__GOAL OF THE EXERCISE__. Reproduce every line of the material below verbatim, changing nothing.

# # #

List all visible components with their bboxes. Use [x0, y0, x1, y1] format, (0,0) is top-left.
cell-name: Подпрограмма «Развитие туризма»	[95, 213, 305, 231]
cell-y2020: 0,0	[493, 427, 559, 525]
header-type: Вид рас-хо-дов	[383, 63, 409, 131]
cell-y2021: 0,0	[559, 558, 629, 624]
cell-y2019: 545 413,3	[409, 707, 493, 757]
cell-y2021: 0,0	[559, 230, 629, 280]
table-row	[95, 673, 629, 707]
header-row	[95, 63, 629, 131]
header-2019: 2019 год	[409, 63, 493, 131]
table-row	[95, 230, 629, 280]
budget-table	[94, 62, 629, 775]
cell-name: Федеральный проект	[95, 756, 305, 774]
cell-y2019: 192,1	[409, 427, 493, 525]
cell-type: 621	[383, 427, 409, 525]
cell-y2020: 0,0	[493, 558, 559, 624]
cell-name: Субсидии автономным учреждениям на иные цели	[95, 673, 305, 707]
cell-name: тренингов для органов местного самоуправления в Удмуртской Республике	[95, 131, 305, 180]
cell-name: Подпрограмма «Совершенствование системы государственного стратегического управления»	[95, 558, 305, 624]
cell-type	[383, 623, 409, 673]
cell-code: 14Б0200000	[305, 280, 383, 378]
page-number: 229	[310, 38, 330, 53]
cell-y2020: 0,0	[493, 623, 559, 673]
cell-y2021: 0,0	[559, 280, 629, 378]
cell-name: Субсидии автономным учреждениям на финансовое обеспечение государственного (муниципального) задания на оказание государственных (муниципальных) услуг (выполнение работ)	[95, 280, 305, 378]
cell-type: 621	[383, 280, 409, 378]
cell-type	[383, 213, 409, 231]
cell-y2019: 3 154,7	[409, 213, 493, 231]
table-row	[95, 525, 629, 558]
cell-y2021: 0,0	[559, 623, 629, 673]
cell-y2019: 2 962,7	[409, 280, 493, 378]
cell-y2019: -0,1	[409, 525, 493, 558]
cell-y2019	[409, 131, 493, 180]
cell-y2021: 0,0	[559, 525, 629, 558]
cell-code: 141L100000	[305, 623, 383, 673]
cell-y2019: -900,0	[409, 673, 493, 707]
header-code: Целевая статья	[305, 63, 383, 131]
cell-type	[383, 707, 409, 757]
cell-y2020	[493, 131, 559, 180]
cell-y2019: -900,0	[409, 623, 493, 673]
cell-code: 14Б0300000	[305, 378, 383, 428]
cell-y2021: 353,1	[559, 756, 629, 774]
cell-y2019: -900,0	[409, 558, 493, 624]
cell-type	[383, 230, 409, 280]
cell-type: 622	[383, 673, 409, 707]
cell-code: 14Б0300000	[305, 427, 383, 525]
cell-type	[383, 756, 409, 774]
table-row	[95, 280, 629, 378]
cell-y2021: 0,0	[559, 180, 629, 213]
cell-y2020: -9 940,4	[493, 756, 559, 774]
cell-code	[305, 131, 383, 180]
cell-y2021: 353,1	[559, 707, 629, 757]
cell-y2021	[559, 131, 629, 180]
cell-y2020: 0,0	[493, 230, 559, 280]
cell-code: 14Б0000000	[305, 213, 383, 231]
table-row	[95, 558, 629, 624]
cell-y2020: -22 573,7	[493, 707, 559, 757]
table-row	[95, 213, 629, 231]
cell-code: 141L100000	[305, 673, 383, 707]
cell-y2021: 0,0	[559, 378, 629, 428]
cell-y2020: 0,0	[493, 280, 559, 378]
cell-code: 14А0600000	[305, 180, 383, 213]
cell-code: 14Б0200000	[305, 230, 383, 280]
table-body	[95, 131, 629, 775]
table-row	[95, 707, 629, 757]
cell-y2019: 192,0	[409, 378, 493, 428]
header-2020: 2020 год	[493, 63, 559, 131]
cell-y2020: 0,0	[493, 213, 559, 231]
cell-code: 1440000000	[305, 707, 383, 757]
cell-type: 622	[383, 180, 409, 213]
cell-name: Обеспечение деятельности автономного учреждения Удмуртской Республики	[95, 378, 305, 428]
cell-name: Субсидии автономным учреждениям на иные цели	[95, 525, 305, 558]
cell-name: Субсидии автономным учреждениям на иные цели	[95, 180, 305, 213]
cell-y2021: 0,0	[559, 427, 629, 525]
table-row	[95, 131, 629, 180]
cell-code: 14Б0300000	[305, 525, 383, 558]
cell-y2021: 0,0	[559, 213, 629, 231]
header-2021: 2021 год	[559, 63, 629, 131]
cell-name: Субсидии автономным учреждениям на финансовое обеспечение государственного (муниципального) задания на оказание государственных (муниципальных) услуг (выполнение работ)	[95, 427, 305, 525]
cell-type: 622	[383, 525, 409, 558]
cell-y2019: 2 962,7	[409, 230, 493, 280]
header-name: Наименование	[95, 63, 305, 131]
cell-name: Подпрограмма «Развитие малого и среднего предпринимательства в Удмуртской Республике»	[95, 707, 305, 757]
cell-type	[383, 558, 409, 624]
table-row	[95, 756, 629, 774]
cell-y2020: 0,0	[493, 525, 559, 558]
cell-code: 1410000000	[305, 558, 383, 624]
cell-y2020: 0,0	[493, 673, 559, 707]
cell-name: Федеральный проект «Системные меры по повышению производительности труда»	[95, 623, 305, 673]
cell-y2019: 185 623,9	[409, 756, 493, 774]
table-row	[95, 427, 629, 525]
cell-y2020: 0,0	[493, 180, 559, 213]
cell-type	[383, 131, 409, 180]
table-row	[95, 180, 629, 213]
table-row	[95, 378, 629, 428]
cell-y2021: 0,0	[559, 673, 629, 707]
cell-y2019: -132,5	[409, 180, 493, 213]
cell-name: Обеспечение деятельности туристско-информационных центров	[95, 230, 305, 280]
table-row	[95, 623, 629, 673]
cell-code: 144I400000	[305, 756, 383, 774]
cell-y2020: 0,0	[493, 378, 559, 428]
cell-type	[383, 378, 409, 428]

# # #

__CORRECT RESULT__.
List all visible components with their bboxes. Use [x0, y0, x1, y1] format, (0,0) is top-left.
cell-name: Подпрограмма «Развитие туризма»	[95, 213, 305, 231]
cell-y2020: 0,0	[493, 427, 559, 525]
header-type: Вид рас-хо-дов	[383, 63, 409, 131]
cell-y2021: 0,0	[559, 558, 629, 624]
cell-y2019: 545 413,3	[409, 707, 493, 757]
cell-y2021: 0,0	[559, 230, 629, 280]
table-row	[95, 673, 629, 707]
header-row	[95, 63, 629, 131]
header-2019: 2019 год	[409, 63, 493, 131]
table-row	[95, 230, 629, 280]
budget-table	[94, 62, 629, 775]
cell-name: Федеральный проект	[95, 756, 305, 774]
cell-y2019: 192,1	[409, 427, 493, 525]
cell-type: 621	[383, 427, 409, 525]
cell-y2020: 0,0	[493, 558, 559, 624]
cell-name: Субсидии автономным учреждениям на иные цели	[95, 673, 305, 707]
cell-name: тренингов для органов местного самоуправления в Удмуртской Республике	[95, 131, 305, 180]
cell-name: Подпрограмма «Совершенствование системы государственного стратегического управления»	[95, 558, 305, 624]
cell-type	[383, 623, 409, 673]
cell-code: 14Б0200000	[305, 280, 383, 378]
page-number: 229	[310, 38, 330, 53]
cell-y2020: 0,0	[493, 623, 559, 673]
cell-y2021: 0,0	[559, 280, 629, 378]
cell-name: Субсидии автономным учреждениям на финансовое обеспечение государственного (муниципального) задания на оказание государственных (муниципальных) услуг (выполнение работ)	[95, 280, 305, 378]
cell-type: 621	[383, 280, 409, 378]
cell-type	[383, 213, 409, 231]
cell-y2019: 3 154,7	[409, 213, 493, 231]
table-row	[95, 525, 629, 558]
cell-y2021: 0,0	[559, 623, 629, 673]
cell-y2019: 2 962,7	[409, 280, 493, 378]
cell-y2019: -0,1	[409, 525, 493, 558]
cell-y2019	[409, 131, 493, 180]
cell-y2021: 0,0	[559, 525, 629, 558]
cell-code: 141L100000	[305, 623, 383, 673]
cell-y2019: -900,0	[409, 673, 493, 707]
header-code: Целевая статья	[305, 63, 383, 131]
cell-type	[383, 707, 409, 757]
cell-y2020	[493, 131, 559, 180]
cell-y2019: -900,0	[409, 623, 493, 673]
cell-code: 14Б0300000	[305, 378, 383, 428]
cell-y2021: 353,1	[559, 756, 629, 774]
cell-y2019: -900,0	[409, 558, 493, 624]
cell-type	[383, 230, 409, 280]
cell-type: 622	[383, 673, 409, 707]
cell-code: 14Б0300000	[305, 427, 383, 525]
cell-type	[383, 756, 409, 774]
table-row	[95, 280, 629, 378]
cell-y2021: 0,0	[559, 180, 629, 213]
cell-y2020: -9 940,4	[493, 756, 559, 774]
cell-code	[305, 131, 383, 180]
cell-y2021: 353,1	[559, 707, 629, 757]
cell-y2021	[559, 131, 629, 180]
cell-y2020: 0,0	[493, 230, 559, 280]
cell-code: 14Б0000000	[305, 213, 383, 231]
table-row	[95, 558, 629, 624]
cell-y2020: -22 573,7	[493, 707, 559, 757]
table-row	[95, 213, 629, 231]
cell-code: 141L100000	[305, 673, 383, 707]
cell-y2021: 0,0	[559, 378, 629, 428]
cell-y2020: 0,0	[493, 280, 559, 378]
cell-code: 14А0600000	[305, 180, 383, 213]
cell-code: 14Б0200000	[305, 230, 383, 280]
table-body	[95, 131, 629, 775]
table-row	[95, 707, 629, 757]
cell-y2019: 192,0	[409, 378, 493, 428]
header-2020: 2020 год	[493, 63, 559, 131]
cell-y2020: 0,0	[493, 213, 559, 231]
cell-code: 1440000000	[305, 707, 383, 757]
cell-type: 622	[383, 180, 409, 213]
cell-name: Обеспечение деятельности автономного учреждения Удмуртской Республики	[95, 378, 305, 428]
cell-name: Субсидии автономным учреждениям на иные цели	[95, 525, 305, 558]
cell-name: Субсидии автономным учреждениям на иные цели	[95, 180, 305, 213]
cell-y2021: 0,0	[559, 427, 629, 525]
table-row	[95, 131, 629, 180]
cell-code: 14Б0300000	[305, 525, 383, 558]
cell-y2021: 0,0	[559, 213, 629, 231]
header-2021: 2021 год	[559, 63, 629, 131]
cell-name: Субсидии автономным учреждениям на финансовое обеспечение государственного (муниципального) задания на оказание государственных (муниципальных) услуг (выполнение работ)	[95, 427, 305, 525]
cell-type: 622	[383, 525, 409, 558]
cell-y2019: 2 962,7	[409, 230, 493, 280]
header-name: Наименование	[95, 63, 305, 131]
cell-name: Подпрограмма «Развитие малого и среднего предпринимательства в Удмуртской Республике»	[95, 707, 305, 757]
cell-type	[383, 558, 409, 624]
table-row	[95, 756, 629, 774]
cell-y2020: 0,0	[493, 525, 559, 558]
cell-code: 1410000000	[305, 558, 383, 624]
cell-y2020: 0,0	[493, 673, 559, 707]
cell-name: Федеральный проект «Системные меры по повышению производительности труда»	[95, 623, 305, 673]
cell-y2019: 185 623,9	[409, 756, 493, 774]
table-row	[95, 427, 629, 525]
cell-y2020: 0,0	[493, 180, 559, 213]
cell-type	[383, 131, 409, 180]
table-row	[95, 180, 629, 213]
table-row	[95, 378, 629, 428]
cell-y2021: 0,0	[559, 673, 629, 707]
cell-y2019: -132,5	[409, 180, 493, 213]
cell-name: Обеспечение деятельности туристско-информационных центров	[95, 230, 305, 280]
table-row	[95, 623, 629, 673]
cell-code: 144I400000	[305, 756, 383, 774]
cell-y2020: 0,0	[493, 378, 559, 428]
cell-type	[383, 378, 409, 428]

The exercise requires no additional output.